## WORK TO DO
Don't copy the pictures; return every other part of the records exactly.

Stored data
+++

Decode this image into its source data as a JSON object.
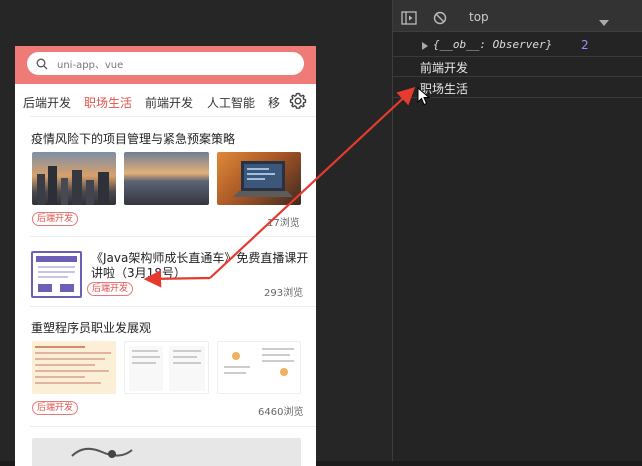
{
  "search": {
    "placeholder": "uni-app、vue"
  },
  "tabs": [
    {
      "label": "后端开发"
    },
    {
      "label": "职场生活"
    },
    {
      "label": "前端开发"
    },
    {
      "label": "人工智能"
    },
    {
      "label": "移"
    }
  ],
  "articles": [
    {
      "title": "疫情风险下的项目管理与紧急预案策略",
      "tag": "后端开发",
      "views": "17浏览"
    },
    {
      "title_line1": "《Java架构师成长直通车》免费直播课开",
      "title_line2": "讲啦（3月18号）",
      "tag": "后端开发",
      "views": "293浏览"
    },
    {
      "title": "重塑程序员职业发展观",
      "tag": "后端开发",
      "views": "6460浏览"
    }
  ],
  "devtools": {
    "context": "top",
    "object_line": "{__ob__: Observer}",
    "count": "2",
    "log_lines": [
      "前端开发",
      "职场生活"
    ]
  },
  "colors": {
    "accent": "#e0524d",
    "header": "#ee7b78",
    "arrow": "#e53b2e",
    "devtools_bg": "#242424"
  }
}
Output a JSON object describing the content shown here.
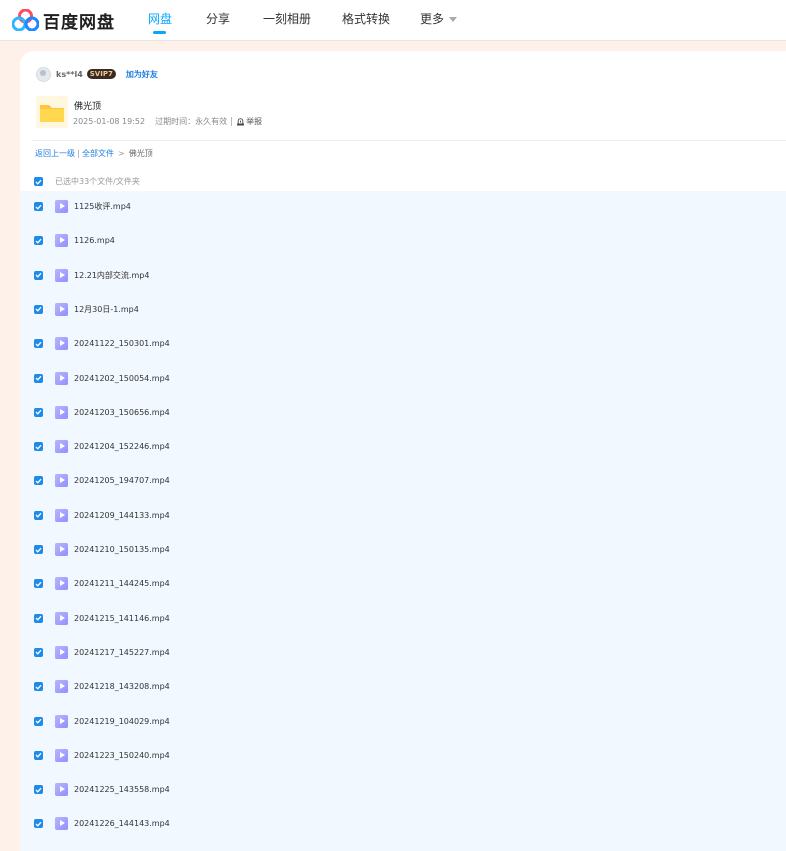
{
  "header": {
    "brand": "百度网盘",
    "nav": [
      {
        "label": "网盘",
        "active": true
      },
      {
        "label": "分享",
        "active": false
      },
      {
        "label": "一刻相册",
        "active": false
      },
      {
        "label": "格式转换",
        "active": false
      },
      {
        "label": "更多",
        "active": false
      }
    ]
  },
  "share": {
    "username": "ks**l4",
    "vip_badge": "SVIP7",
    "add_friend": "加为好友",
    "folder_name": "佛光顶",
    "date": "2025-01-08 19:52",
    "expire_label": "过期时间：",
    "expire_value": "永久有效",
    "report": "举报"
  },
  "breadcrumb": {
    "back": "返回上一级",
    "all_files": "全部文件",
    "separator": ">",
    "current": "佛光顶"
  },
  "selection": {
    "summary": "已选中33个文件/文件夹",
    "checked": true
  },
  "files": [
    {
      "name": "1125收评.mp4",
      "checked": true
    },
    {
      "name": "1126.mp4",
      "checked": true
    },
    {
      "name": "12.21内部交流.mp4",
      "checked": true
    },
    {
      "name": "12月30日-1.mp4",
      "checked": true
    },
    {
      "name": "20241122_150301.mp4",
      "checked": true
    },
    {
      "name": "20241202_150054.mp4",
      "checked": true
    },
    {
      "name": "20241203_150656.mp4",
      "checked": true
    },
    {
      "name": "20241204_152246.mp4",
      "checked": true
    },
    {
      "name": "20241205_194707.mp4",
      "checked": true
    },
    {
      "name": "20241209_144133.mp4",
      "checked": true
    },
    {
      "name": "20241210_150135.mp4",
      "checked": true
    },
    {
      "name": "20241211_144245.mp4",
      "checked": true
    },
    {
      "name": "20241215_141146.mp4",
      "checked": true
    },
    {
      "name": "20241217_145227.mp4",
      "checked": true
    },
    {
      "name": "20241218_143208.mp4",
      "checked": true
    },
    {
      "name": "20241219_104029.mp4",
      "checked": true
    },
    {
      "name": "20241223_150240.mp4",
      "checked": true
    },
    {
      "name": "20241225_143558.mp4",
      "checked": true
    },
    {
      "name": "20241226_144143.mp4",
      "checked": true
    }
  ],
  "colors": {
    "accent": "#06a7ff",
    "link": "#1e7ee0",
    "checkbox": "#1e8be8",
    "list_bg": "#f2f8ff",
    "page_bg": "#fdf1ea",
    "video_icon": "#9e9cff"
  },
  "icons": {
    "logo": "baidu-netdisk-logo",
    "folder": "folder-icon",
    "video": "video-file-icon",
    "checkbox": "checkbox-checked-icon",
    "report": "report-icon",
    "more": "caret-down-icon"
  }
}
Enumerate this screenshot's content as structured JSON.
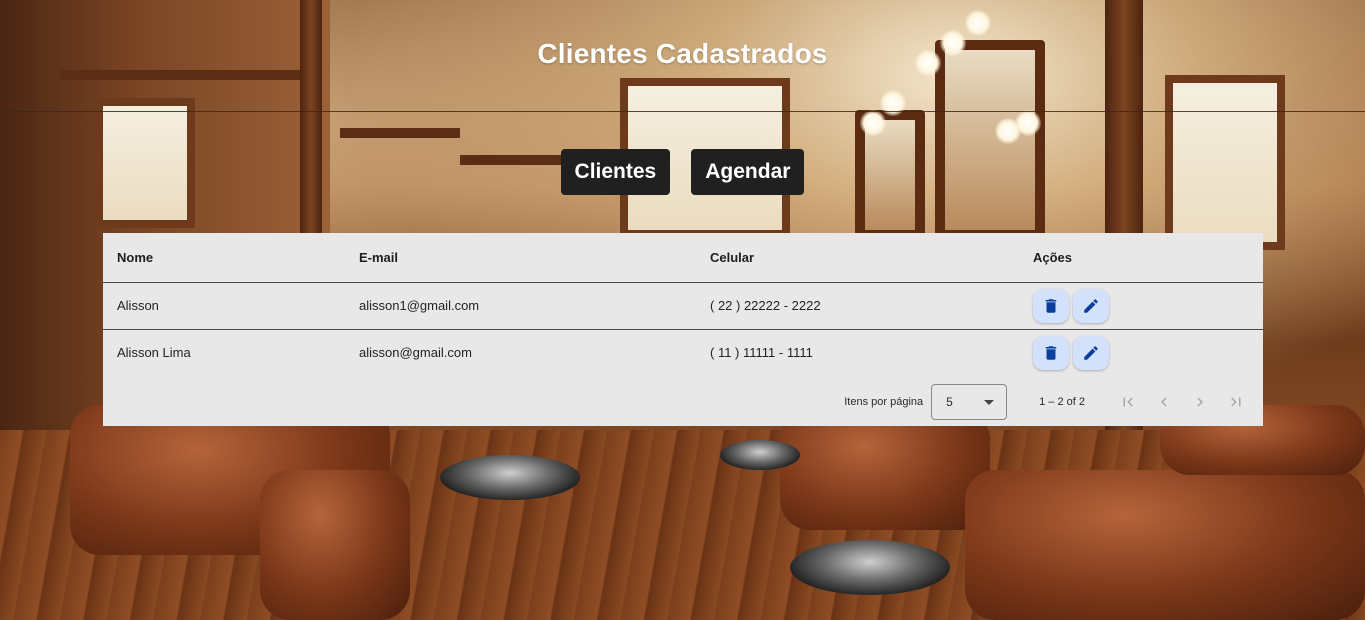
{
  "header": {
    "title": "Clientes Cadastrados"
  },
  "nav": {
    "clientes_label": "Clientes",
    "agendar_label": "Agendar"
  },
  "table": {
    "columns": [
      "Nome",
      "E-mail",
      "Celular",
      "Ações"
    ],
    "rows": [
      {
        "nome": "Alisson",
        "email": "alisson1@gmail.com",
        "celular": "( 22 ) 22222 - 2222"
      },
      {
        "nome": "Alisson Lima",
        "email": "alisson@gmail.com",
        "celular": "( 11 ) 11111 - 1111"
      }
    ],
    "action_icons": [
      "delete-icon",
      "edit-icon"
    ]
  },
  "paginator": {
    "items_per_page_label": "Itens por página",
    "page_size": "5",
    "range_label": "1 – 2 of 2"
  },
  "colors": {
    "nav_button_bg": "#202020",
    "table_bg": "#e8e8e8",
    "action_button_bg": "#d3e1fb",
    "action_icon": "#0a3f9c"
  }
}
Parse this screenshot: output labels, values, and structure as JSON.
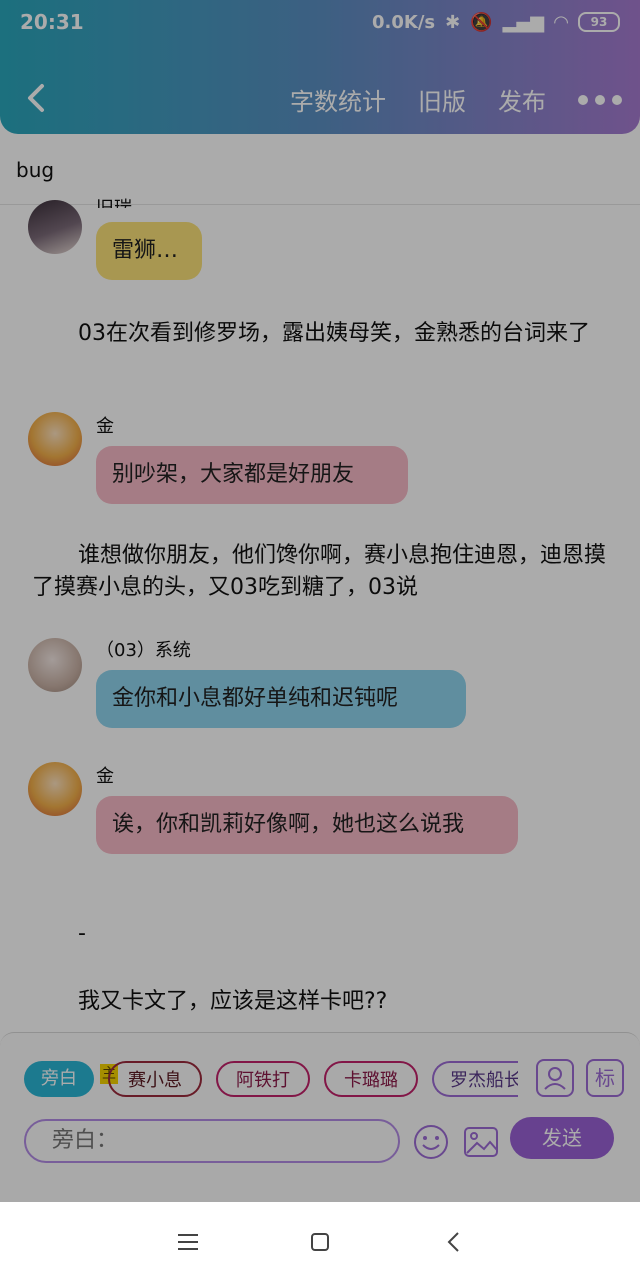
{
  "status": {
    "time": "20:31",
    "speed": "0.0K/s",
    "battery": "93"
  },
  "header": {
    "actions": [
      "字数统计",
      "旧版",
      "发布"
    ]
  },
  "document": {
    "title": "bug"
  },
  "story": {
    "top_name": "旧瑞",
    "top_bubble": "雷狮…",
    "para1": "03在次看到修罗场，露出姨母笑，金熟悉的台词来了",
    "msg1_name": "金",
    "msg1_text": "别吵架，大家都是好朋友",
    "para2": "谁想做你朋友，他们馋你啊，赛小息抱住迪恩，迪恩摸了摸赛小息的头，又03吃到糖了，03说",
    "msg2_name": "（03）系统",
    "msg2_text": "金你和小息都好单纯和迟钝呢",
    "msg3_name": "金",
    "msg3_text": "诶，你和凯莉好像啊，她也这么说我",
    "para3": "-",
    "para4": "我又卡文了，应该是这样卡吧??"
  },
  "composer": {
    "chips": [
      "旁白",
      "赛小息",
      "阿铁打",
      "卡璐璐",
      "罗杰船长"
    ],
    "main_tag": "主",
    "biao": "标",
    "placeholder": "旁白：",
    "send": "发送"
  },
  "colors": {
    "yellow": "#fbe27a",
    "pink": "#f6b9c6",
    "blue": "#8fd4ee",
    "purple": "#9a62d6"
  }
}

+++

## RESULT OF THIS TASK
Decode this image into its source data as a JSON object.
{
  "search": {
    "placeholder": "uni-app、vue"
  },
  "tabs": [
    {
      "label": "后端开发"
    },
    {
      "label": "职场生活"
    },
    {
      "label": "前端开发"
    },
    {
      "label": "人工智能"
    },
    {
      "label": "移"
    }
  ],
  "articles": [
    {
      "title": "疫情风险下的项目管理与紧急预案策略",
      "tag": "后端开发",
      "views": "17浏览"
    },
    {
      "title_line1": "《Java架构师成长直通车》免费直播课开",
      "title_line2": "讲啦（3月18号）",
      "tag": "后端开发",
      "views": "293浏览"
    },
    {
      "title": "重塑程序员职业发展观",
      "tag": "后端开发",
      "views": "6460浏览"
    }
  ],
  "devtools": {
    "context": "top",
    "object_line": "{__ob__: Observer}",
    "count": "2",
    "log_lines": [
      "前端开发",
      "职场生活"
    ]
  },
  "colors": {
    "accent": "#e0524d",
    "header": "#ee7b78",
    "arrow": "#e53b2e",
    "devtools_bg": "#242424"
  }
}
Output a JSON object describing the content shown here.
{
  "header": {
    "brand": "百度网盘",
    "nav": [
      {
        "label": "网盘",
        "active": true
      },
      {
        "label": "分享",
        "active": false
      },
      {
        "label": "一刻相册",
        "active": false
      },
      {
        "label": "格式转换",
        "active": false
      },
      {
        "label": "更多",
        "active": false
      }
    ]
  },
  "share": {
    "username": "ks**l4",
    "vip_badge": "SVIP7",
    "add_friend": "加为好友",
    "folder_name": "佛光顶",
    "date": "2025-01-08 19:52",
    "expire_label": "过期时间：",
    "expire_value": "永久有效",
    "report": "举报"
  },
  "breadcrumb": {
    "back": "返回上一级",
    "all_files": "全部文件",
    "separator": ">",
    "current": "佛光顶"
  },
  "selection": {
    "summary": "已选中33个文件/文件夹",
    "checked": true
  },
  "files": [
    {
      "name": "1125收评.mp4",
      "checked": true
    },
    {
      "name": "1126.mp4",
      "checked": true
    },
    {
      "name": "12.21内部交流.mp4",
      "checked": true
    },
    {
      "name": "12月30日-1.mp4",
      "checked": true
    },
    {
      "name": "20241122_150301.mp4",
      "checked": true
    },
    {
      "name": "20241202_150054.mp4",
      "checked": true
    },
    {
      "name": "20241203_150656.mp4",
      "checked": true
    },
    {
      "name": "20241204_152246.mp4",
      "checked": true
    },
    {
      "name": "20241205_194707.mp4",
      "checked": true
    },
    {
      "name": "20241209_144133.mp4",
      "checked": true
    },
    {
      "name": "20241210_150135.mp4",
      "checked": true
    },
    {
      "name": "20241211_144245.mp4",
      "checked": true
    },
    {
      "name": "20241215_141146.mp4",
      "checked": true
    },
    {
      "name": "20241217_145227.mp4",
      "checked": true
    },
    {
      "name": "20241218_143208.mp4",
      "checked": true
    },
    {
      "name": "20241219_104029.mp4",
      "checked": true
    },
    {
      "name": "20241223_150240.mp4",
      "checked": true
    },
    {
      "name": "20241225_143558.mp4",
      "checked": true
    },
    {
      "name": "20241226_144143.mp4",
      "checked": true
    }
  ],
  "colors": {
    "accent": "#06a7ff",
    "link": "#1e7ee0",
    "checkbox": "#1e8be8",
    "list_bg": "#f2f8ff",
    "page_bg": "#fdf1ea",
    "video_icon": "#9e9cff"
  },
  "icons": {
    "logo": "baidu-netdisk-logo",
    "folder": "folder-icon",
    "video": "video-file-icon",
    "checkbox": "checkbox-checked-icon",
    "report": "report-icon",
    "more": "caret-down-icon"
  }
}
Enumerate this screenshot's content as structured JSON.
{
  "header": {
    "title": "Clientes Cadastrados"
  },
  "nav": {
    "clientes_label": "Clientes",
    "agendar_label": "Agendar"
  },
  "table": {
    "columns": [
      "Nome",
      "E-mail",
      "Celular",
      "Ações"
    ],
    "rows": [
      {
        "nome": "Alisson",
        "email": "alisson1@gmail.com",
        "celular": "( 22 ) 22222 - 2222"
      },
      {
        "nome": "Alisson Lima",
        "email": "alisson@gmail.com",
        "celular": "( 11 ) 11111 - 1111"
      }
    ],
    "action_icons": [
      "delete-icon",
      "edit-icon"
    ]
  },
  "paginator": {
    "items_per_page_label": "Itens por página",
    "page_size": "5",
    "range_label": "1 – 2 of 2"
  },
  "colors": {
    "nav_button_bg": "#202020",
    "table_bg": "#e8e8e8",
    "action_button_bg": "#d3e1fb",
    "action_icon": "#0a3f9c"
  }
}
Parse this screenshot: output labels, values, and structure as JSON.
{
  "status": {
    "time": "20:31",
    "speed": "0.0K/s",
    "battery": "93"
  },
  "header": {
    "actions": [
      "字数统计",
      "旧版",
      "发布"
    ]
  },
  "document": {
    "title": "bug"
  },
  "story": {
    "top_name": "旧瑞",
    "top_bubble": "雷狮…",
    "para1": "03在次看到修罗场，露出姨母笑，金熟悉的台词来了",
    "msg1_name": "金",
    "msg1_text": "别吵架，大家都是好朋友",
    "para2": "谁想做你朋友，他们馋你啊，赛小息抱住迪恩，迪恩摸了摸赛小息的头，又03吃到糖了，03说",
    "msg2_name": "（03）系统",
    "msg2_text": "金你和小息都好单纯和迟钝呢",
    "msg3_name": "金",
    "msg3_text": "诶，你和凯莉好像啊，她也这么说我",
    "para3": "-",
    "para4": "我又卡文了，应该是这样卡吧??"
  },
  "composer": {
    "chips": [
      "旁白",
      "赛小息",
      "阿铁打",
      "卡璐璐",
      "罗杰船长"
    ],
    "main_tag": "主",
    "biao": "标",
    "placeholder": "旁白：",
    "send": "发送"
  },
  "colors": {
    "yellow": "#fbe27a",
    "pink": "#f6b9c6",
    "blue": "#8fd4ee",
    "purple": "#9a62d6"
  }
}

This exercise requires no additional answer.